Written instruction: Extract all lines containing "Monday".

Records provided:

——————————

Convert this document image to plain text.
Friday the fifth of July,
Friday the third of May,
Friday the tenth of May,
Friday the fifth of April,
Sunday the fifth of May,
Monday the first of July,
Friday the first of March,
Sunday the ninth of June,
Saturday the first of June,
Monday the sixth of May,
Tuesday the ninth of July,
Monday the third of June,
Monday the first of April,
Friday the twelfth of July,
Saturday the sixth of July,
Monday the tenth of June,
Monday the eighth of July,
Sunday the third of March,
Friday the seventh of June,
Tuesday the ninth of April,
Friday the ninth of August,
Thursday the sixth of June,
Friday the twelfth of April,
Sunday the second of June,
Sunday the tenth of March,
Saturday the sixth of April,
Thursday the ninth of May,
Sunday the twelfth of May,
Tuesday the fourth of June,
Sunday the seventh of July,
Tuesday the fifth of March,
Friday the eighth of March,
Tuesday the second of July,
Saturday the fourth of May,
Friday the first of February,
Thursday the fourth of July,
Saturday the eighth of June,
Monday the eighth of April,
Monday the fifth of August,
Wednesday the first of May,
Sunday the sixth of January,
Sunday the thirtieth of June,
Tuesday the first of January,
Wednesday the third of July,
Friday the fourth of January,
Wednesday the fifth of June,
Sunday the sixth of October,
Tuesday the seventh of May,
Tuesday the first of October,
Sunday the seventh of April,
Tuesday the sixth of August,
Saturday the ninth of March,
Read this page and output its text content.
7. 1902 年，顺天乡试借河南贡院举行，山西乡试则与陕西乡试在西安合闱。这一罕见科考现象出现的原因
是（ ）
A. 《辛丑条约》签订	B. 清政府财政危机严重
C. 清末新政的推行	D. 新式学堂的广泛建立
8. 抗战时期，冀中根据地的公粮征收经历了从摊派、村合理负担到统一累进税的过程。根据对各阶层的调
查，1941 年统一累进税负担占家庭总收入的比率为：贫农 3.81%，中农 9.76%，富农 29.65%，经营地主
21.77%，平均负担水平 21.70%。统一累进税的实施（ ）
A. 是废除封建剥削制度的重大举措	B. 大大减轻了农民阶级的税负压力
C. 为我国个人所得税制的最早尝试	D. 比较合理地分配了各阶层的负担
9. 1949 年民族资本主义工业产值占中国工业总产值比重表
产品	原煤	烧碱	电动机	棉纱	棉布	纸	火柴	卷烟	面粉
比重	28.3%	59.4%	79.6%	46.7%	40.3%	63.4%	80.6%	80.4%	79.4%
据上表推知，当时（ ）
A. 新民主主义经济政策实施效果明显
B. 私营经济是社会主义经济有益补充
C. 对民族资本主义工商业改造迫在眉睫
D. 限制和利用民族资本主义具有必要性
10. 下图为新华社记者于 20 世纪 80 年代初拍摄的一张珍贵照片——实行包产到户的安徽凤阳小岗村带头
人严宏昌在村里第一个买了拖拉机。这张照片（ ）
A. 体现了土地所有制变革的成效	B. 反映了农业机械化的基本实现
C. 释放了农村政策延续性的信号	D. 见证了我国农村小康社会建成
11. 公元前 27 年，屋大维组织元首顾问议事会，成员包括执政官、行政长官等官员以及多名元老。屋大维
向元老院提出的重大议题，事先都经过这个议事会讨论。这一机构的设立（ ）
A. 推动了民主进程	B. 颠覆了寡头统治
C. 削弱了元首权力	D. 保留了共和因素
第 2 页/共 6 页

——————————

Expected output:
Monday the first of July,
Monday the sixth of May,
Monday the third of June,
Monday the first of April,
Monday the tenth of June,
Monday the eighth of July,
Monday the eighth of April,
Monday the fifth of August,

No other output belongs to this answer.